# [Instruction]
Lay out the items as a numbered list, from the first line through the line containing "Text: 大于正常压力值吗？: 大于正常压力值吗？", with both of those lines included. Leave out blank lines and anything after that line.

# [Dataset]

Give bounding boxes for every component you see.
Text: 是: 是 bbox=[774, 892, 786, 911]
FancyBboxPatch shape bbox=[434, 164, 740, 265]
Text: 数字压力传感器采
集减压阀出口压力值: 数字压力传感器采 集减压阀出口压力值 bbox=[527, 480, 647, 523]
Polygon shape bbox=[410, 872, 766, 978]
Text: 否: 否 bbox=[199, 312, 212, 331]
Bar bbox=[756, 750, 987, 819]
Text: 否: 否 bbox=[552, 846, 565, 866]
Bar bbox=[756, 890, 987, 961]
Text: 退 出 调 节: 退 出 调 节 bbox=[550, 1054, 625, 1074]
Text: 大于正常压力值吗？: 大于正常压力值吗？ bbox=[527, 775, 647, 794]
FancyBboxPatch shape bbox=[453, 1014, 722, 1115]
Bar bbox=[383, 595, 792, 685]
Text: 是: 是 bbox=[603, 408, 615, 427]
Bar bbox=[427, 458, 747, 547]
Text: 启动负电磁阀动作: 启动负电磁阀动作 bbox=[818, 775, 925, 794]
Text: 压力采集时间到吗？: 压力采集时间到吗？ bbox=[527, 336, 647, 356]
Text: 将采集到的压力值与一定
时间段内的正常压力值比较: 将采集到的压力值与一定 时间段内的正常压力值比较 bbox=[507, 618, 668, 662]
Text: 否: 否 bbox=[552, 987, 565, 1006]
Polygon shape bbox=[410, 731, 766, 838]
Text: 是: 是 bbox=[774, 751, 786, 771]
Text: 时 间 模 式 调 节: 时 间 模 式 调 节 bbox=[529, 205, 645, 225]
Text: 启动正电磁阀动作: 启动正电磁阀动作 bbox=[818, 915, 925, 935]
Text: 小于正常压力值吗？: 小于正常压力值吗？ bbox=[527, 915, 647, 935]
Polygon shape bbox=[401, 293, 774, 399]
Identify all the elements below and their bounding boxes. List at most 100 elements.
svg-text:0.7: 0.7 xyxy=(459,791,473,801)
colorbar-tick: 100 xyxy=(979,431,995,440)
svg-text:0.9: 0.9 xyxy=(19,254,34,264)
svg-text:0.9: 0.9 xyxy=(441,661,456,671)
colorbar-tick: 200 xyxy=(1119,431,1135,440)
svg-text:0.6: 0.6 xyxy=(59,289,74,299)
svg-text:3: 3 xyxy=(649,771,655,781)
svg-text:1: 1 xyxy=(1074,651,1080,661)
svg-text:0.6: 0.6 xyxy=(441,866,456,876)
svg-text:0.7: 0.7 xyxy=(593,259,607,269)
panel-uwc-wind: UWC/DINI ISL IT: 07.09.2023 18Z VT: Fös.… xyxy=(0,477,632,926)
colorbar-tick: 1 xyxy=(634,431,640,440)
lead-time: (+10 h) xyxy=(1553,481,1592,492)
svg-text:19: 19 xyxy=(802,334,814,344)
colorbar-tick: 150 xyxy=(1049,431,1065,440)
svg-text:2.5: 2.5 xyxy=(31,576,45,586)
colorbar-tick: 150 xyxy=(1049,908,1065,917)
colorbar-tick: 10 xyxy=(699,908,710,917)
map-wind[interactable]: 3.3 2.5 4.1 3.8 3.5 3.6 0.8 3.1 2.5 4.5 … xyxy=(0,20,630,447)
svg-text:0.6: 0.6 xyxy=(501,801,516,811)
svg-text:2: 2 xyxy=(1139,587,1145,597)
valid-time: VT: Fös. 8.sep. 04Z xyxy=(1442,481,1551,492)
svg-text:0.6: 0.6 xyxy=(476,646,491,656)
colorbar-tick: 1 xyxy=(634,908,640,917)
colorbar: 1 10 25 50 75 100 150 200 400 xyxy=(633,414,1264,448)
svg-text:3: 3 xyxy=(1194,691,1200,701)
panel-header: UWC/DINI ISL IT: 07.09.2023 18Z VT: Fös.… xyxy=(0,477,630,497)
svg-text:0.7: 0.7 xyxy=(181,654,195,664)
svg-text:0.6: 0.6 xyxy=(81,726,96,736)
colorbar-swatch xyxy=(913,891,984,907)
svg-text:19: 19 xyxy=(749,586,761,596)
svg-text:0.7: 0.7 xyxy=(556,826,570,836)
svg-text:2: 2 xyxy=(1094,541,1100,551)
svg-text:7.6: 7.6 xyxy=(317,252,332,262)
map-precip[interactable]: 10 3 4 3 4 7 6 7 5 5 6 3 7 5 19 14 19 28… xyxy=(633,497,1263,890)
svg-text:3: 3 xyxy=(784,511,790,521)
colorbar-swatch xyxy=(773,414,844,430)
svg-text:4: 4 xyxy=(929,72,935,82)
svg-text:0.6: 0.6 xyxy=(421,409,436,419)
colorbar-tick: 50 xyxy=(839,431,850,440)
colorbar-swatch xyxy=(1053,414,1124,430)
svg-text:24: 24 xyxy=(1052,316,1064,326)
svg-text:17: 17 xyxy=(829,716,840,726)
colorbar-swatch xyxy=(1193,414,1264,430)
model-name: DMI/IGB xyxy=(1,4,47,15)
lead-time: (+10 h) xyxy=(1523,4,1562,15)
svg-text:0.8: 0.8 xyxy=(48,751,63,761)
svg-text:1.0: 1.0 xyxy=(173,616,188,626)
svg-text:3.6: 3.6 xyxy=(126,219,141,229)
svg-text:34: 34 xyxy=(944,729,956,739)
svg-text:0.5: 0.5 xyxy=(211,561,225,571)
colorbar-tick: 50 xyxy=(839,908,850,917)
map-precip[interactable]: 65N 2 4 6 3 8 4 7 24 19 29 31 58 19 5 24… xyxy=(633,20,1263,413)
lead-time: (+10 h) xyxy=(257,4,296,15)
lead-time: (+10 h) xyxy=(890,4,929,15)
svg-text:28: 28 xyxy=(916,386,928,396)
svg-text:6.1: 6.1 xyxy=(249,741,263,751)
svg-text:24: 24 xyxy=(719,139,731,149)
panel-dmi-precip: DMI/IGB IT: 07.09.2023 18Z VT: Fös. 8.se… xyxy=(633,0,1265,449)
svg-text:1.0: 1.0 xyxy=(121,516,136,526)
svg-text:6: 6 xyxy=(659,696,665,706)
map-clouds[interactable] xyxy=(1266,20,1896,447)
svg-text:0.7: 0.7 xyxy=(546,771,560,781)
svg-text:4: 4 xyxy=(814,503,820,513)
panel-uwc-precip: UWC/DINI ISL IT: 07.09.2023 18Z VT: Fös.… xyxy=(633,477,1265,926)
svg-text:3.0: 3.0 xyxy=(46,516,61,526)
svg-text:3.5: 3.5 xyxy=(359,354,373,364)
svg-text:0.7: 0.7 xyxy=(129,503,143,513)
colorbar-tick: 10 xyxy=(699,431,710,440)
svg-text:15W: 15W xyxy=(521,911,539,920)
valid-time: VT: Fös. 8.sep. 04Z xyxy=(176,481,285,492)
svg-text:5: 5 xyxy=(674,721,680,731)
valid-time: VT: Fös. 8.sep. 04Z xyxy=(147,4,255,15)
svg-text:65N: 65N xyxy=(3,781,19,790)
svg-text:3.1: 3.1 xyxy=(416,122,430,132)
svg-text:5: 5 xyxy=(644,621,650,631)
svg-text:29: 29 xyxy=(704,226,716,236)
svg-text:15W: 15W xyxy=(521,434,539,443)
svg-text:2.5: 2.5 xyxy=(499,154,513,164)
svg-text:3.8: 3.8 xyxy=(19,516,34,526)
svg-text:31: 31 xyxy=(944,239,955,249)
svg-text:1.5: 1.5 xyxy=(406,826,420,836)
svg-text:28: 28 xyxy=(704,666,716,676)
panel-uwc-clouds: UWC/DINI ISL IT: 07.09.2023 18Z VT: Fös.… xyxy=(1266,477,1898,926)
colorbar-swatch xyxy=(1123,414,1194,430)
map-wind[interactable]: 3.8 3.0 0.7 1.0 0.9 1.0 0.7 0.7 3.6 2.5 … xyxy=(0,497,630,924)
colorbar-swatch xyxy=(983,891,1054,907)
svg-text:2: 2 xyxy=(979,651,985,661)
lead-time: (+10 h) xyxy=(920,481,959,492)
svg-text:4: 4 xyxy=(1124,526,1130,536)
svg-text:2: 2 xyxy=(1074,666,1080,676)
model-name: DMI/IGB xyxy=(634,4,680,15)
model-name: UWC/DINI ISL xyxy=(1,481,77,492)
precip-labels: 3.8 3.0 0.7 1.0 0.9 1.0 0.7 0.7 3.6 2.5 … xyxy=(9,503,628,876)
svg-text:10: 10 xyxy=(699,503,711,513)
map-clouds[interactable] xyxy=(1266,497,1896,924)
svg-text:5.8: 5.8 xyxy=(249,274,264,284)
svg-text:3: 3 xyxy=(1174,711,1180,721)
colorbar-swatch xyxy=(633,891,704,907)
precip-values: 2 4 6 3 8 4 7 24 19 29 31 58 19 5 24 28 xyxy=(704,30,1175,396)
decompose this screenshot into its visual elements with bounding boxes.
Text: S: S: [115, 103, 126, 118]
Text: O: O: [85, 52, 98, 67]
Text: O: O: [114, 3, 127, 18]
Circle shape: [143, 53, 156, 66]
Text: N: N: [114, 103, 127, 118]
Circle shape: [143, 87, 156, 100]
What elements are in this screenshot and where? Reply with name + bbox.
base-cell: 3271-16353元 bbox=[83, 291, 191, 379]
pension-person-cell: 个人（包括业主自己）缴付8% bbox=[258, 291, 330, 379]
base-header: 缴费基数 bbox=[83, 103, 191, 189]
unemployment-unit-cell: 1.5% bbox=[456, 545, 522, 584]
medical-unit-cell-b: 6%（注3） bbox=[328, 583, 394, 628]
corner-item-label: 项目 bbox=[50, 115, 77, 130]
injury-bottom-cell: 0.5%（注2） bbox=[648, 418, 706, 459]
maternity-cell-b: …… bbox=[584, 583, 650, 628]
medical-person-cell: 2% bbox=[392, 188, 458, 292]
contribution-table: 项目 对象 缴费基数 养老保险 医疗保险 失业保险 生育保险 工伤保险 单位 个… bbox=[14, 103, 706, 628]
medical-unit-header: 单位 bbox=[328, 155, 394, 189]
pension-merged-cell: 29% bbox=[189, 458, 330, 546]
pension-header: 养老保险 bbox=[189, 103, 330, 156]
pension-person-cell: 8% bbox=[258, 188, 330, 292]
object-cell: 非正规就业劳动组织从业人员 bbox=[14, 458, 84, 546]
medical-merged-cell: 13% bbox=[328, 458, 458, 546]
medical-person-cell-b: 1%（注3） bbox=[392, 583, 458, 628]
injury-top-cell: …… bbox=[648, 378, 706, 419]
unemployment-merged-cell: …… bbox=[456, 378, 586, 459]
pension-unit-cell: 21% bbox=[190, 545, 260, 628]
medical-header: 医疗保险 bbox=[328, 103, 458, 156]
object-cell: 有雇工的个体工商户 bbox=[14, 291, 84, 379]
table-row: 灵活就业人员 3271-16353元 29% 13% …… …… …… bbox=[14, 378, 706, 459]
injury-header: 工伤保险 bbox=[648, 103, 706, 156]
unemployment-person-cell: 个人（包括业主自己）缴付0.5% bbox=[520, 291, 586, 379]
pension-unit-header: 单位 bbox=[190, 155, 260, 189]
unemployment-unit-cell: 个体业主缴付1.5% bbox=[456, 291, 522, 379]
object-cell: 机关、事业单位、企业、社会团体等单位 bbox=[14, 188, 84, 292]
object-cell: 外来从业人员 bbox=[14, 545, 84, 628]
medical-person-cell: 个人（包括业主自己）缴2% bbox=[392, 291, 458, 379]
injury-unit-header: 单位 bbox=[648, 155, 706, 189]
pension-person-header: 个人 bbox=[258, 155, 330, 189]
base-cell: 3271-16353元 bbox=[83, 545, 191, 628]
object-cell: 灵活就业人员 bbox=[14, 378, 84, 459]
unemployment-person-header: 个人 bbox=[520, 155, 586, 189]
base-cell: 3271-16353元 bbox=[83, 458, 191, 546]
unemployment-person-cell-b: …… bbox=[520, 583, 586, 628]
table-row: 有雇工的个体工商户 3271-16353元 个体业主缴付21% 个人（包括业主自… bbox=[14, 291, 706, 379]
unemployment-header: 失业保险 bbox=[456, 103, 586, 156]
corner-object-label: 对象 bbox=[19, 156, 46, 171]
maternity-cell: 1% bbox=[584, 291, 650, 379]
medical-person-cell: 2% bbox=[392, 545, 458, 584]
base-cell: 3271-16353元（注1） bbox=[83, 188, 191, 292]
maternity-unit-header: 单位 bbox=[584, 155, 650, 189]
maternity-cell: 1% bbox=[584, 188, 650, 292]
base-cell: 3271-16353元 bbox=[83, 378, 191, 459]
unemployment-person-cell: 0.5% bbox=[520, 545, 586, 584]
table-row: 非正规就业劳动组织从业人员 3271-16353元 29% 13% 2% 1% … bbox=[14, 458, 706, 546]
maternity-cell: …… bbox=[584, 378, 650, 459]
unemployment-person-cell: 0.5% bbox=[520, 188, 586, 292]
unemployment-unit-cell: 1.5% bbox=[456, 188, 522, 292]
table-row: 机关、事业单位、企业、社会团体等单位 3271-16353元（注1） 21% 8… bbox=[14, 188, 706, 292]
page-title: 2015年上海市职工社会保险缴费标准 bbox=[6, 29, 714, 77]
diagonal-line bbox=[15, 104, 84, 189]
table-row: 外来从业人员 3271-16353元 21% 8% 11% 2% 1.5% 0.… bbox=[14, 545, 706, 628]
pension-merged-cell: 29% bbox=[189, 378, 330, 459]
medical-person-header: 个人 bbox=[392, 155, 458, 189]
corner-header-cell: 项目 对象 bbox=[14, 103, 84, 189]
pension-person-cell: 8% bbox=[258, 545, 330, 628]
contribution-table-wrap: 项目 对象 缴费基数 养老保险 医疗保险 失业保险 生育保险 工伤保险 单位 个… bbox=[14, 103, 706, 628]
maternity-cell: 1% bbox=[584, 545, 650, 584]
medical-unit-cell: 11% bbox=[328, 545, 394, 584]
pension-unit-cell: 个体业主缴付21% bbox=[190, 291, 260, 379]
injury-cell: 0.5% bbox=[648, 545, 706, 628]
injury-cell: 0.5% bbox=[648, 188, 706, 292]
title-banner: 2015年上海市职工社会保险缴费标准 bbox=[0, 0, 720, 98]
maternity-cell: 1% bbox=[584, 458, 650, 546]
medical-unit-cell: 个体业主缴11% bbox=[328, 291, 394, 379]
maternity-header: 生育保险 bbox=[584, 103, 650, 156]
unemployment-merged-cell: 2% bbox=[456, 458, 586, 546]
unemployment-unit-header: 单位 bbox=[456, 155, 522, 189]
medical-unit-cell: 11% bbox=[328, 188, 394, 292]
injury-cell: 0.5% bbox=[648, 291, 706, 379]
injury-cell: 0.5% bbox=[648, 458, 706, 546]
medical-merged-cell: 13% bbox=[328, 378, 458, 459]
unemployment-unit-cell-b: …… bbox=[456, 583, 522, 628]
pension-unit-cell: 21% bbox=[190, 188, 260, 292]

# [Exercise response]
1. Give bounding boxes for every component you see.
2. Text: 是: 是 bbox=[774, 892, 786, 911]
3. FancyBboxPatch shape bbox=[434, 164, 740, 265]
4. Text: 数字压力传感器采
5. 集减压阀出口压力值: 数字压力传感器采 集减压阀出口压力值 bbox=[527, 480, 647, 523]
6. Polygon shape bbox=[410, 872, 766, 978]
7. Text: 否: 否 bbox=[199, 312, 212, 331]
8. Bar bbox=[756, 750, 987, 819]
9. Text: 否: 否 bbox=[552, 846, 565, 866]
10. Bar bbox=[756, 890, 987, 961]
11. Text: 退 出 调 节: 退 出 调 节 bbox=[550, 1054, 625, 1074]
12. Text: 大于正常压力值吗？: 大于正常压力值吗？ bbox=[527, 775, 647, 794]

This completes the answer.